Stated problem: Can you copy out the data exactly? Leave the images out.

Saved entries
>>>

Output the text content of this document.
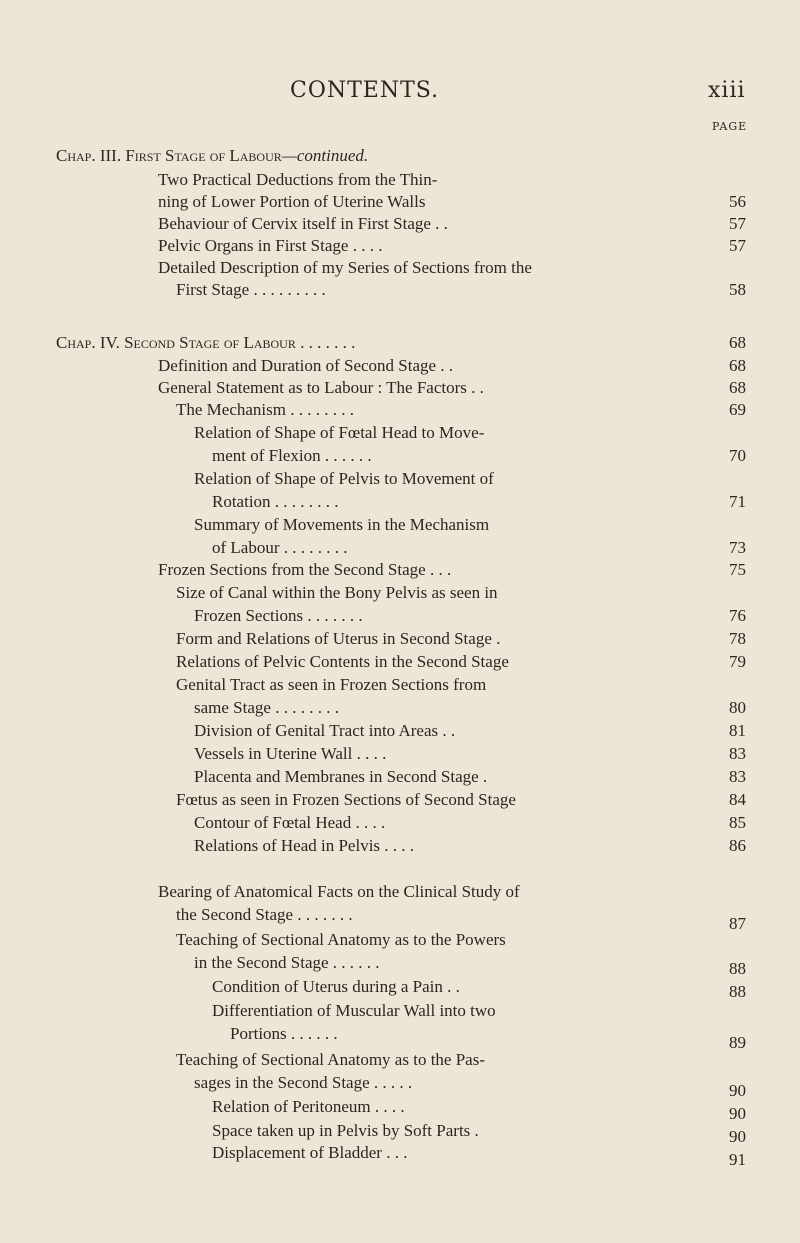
CONTENTS.	xiii
PAGE
Chap. III. First Stage of Labour—continued.
Two Practical Deductions from the Thin-
ning of Lower Portion of Uterine Walls	56
Behaviour of Cervix itself in First Stage . .	57
Pelvic Organs in First Stage . . . .	57
Detailed Description of my Series of Sections from the
First Stage . . . . . . . . .	58
Chap. IV. Second Stage of Labour . . . . . . .	68
Definition and Duration of Second Stage . .	68
General Statement as to Labour : The Factors . .	68
The Mechanism . . . . . . . .	69
Relation of Shape of Fœtal Head to Move-
ment of Flexion . . . . . .	70
Relation of Shape of Pelvis to Movement of
Rotation . . . . . . . .	71
Summary of Movements in the Mechanism
of Labour . . . . . . . .	73
Frozen Sections from the Second Stage . . .	75
Size of Canal within the Bony Pelvis as seen in
Frozen Sections . . . . . . .	76
Form and Relations of Uterus in Second Stage .	78
Relations of Pelvic Contents in the Second Stage	79
Genital Tract as seen in Frozen Sections from
same Stage . . . . . . . .	80
Division of Genital Tract into Areas . .	81
Vessels in Uterine Wall . . . .	83
Placenta and Membranes in Second Stage .	83
Fœtus as seen in Frozen Sections of Second Stage	84
Contour of Fœtal Head . . . .	85
Relations of Head in Pelvis . . . .	86
Bearing of Anatomical Facts on the Clinical Study of
the Second Stage . . . . . . .	87
Teaching of Sectional Anatomy as to the Powers
in the Second Stage . . . . . .	88
Condition of Uterus during a Pain . .	88
Differentiation of Muscular Wall into two
Portions . . . . . .	89
Teaching of Sectional Anatomy as to the Pas-
sages in the Second Stage . . . . .	90
Relation of Peritoneum . . . .	90
Space taken up in Pelvis by Soft Parts .	90
Displacement of Bladder . . .	91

<<<

Solution below:
Output the text content of this document.
CONTENTS.	xiii
PAGE
Chap. III. First Stage of Labour—continued.
Two Practical Deductions from the Thin-
ning of Lower Portion of Uterine Walls	56
Behaviour of Cervix itself in First Stage . .	57
Pelvic Organs in First Stage . . . .	57
Detailed Description of my Series of Sections from the
First Stage . . . . . . . . .	58
Chap. IV. Second Stage of Labour . . . . . . .	68
Definition and Duration of Second Stage . .	68
General Statement as to Labour : The Factors . .	68
The Mechanism . . . . . . . .	69
Relation of Shape of Fœtal Head to Move-
ment of Flexion . . . . . .	70
Relation of Shape of Pelvis to Movement of
Rotation . . . . . . . .	71
Summary of Movements in the Mechanism
of Labour . . . . . . . .	73
Frozen Sections from the Second Stage . . .	75
Size of Canal within the Bony Pelvis as seen in
Frozen Sections . . . . . . .	76
Form and Relations of Uterus in Second Stage .	78
Relations of Pelvic Contents in the Second Stage	79
Genital Tract as seen in Frozen Sections from
same Stage . . . . . . . .	80
Division of Genital Tract into Areas . .	81
Vessels in Uterine Wall . . . .	83
Placenta and Membranes in Second Stage .	83
Fœtus as seen in Frozen Sections of Second Stage	84
Contour of Fœtal Head . . . .	85
Relations of Head in Pelvis . . . .	86
Bearing of Anatomical Facts on the Clinical Study of
the Second Stage . . . . . . .	87
Teaching of Sectional Anatomy as to the Powers
in the Second Stage . . . . . .	88
Condition of Uterus during a Pain . .	88
Differentiation of Muscular Wall into two
Portions . . . . . .	89
Teaching of Sectional Anatomy as to the Pas-
sages in the Second Stage . . . . .	90
Relation of Peritoneum . . . .	90
Space taken up in Pelvis by Soft Parts .	90
Displacement of Bladder . . .	91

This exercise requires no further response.